(Exercise objective) Give the material once more, word for word, without any images.

(Data supplied)
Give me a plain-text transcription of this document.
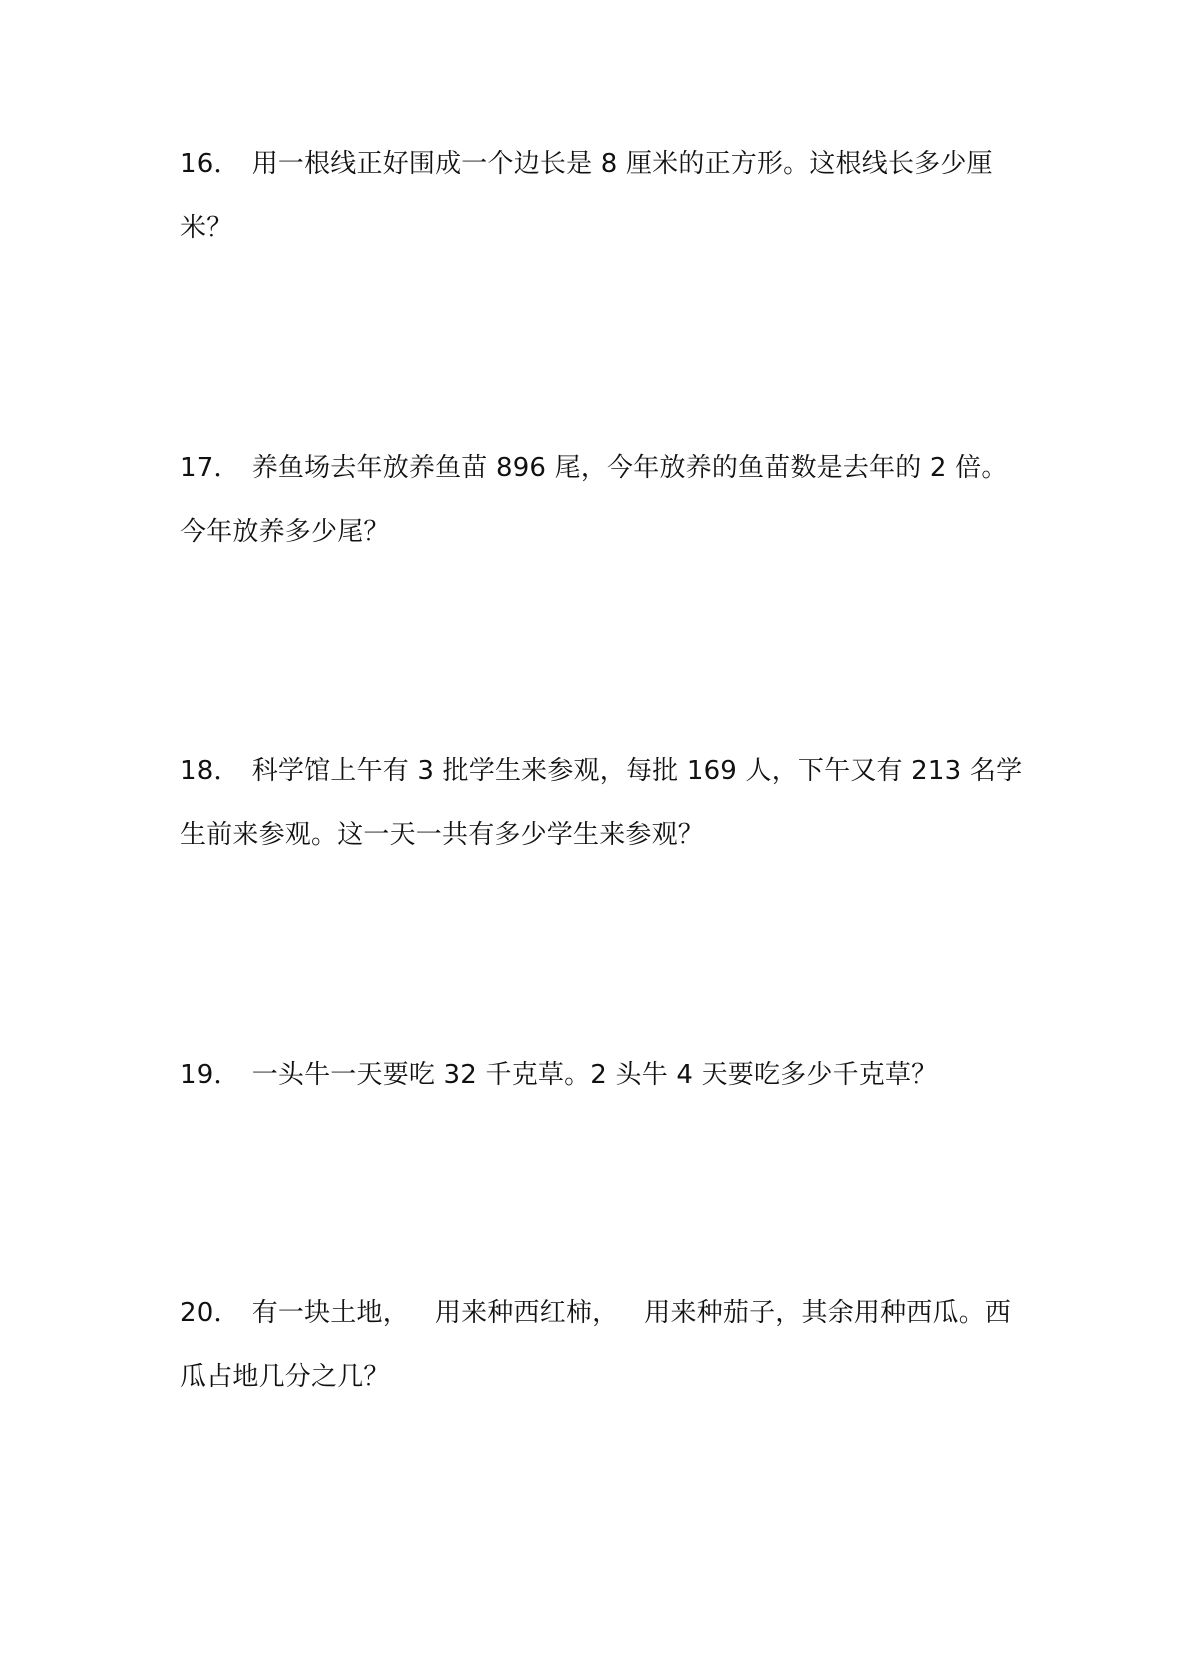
16． 用一根线正好围成一个边长是 8 厘米的正方形。这根线长多少厘
米？
17． 养鱼场去年放养鱼苗 896 尾，今年放养的鱼苗数是去年的 2 倍。
今年放养多少尾？
18． 科学馆上午有 3 批学生来参观，每批 169 人，下午又有 213 名学
生前来参观。这一天一共有多少学生来参观？
19． 一头牛一天要吃 32 千克草。2 头牛 4 天要吃多少千克草？
20． 有一块土地， 用来种西红柿， 用来种茄子，其余用种西瓜。西
瓜占地几分之几？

(Exercise output)
Give me a plain-text transcription of this document.
16． 用一根线正好围成一个边长是 8 厘米的正方形。这根线长多少厘
米？
17． 养鱼场去年放养鱼苗 896 尾，今年放养的鱼苗数是去年的 2 倍。
今年放养多少尾？
18． 科学馆上午有 3 批学生来参观，每批 169 人，下午又有 213 名学
生前来参观。这一天一共有多少学生来参观？
19． 一头牛一天要吃 32 千克草。2 头牛 4 天要吃多少千克草？
20． 有一块土地， 用来种西红柿， 用来种茄子，其余用种西瓜。西
瓜占地几分之几？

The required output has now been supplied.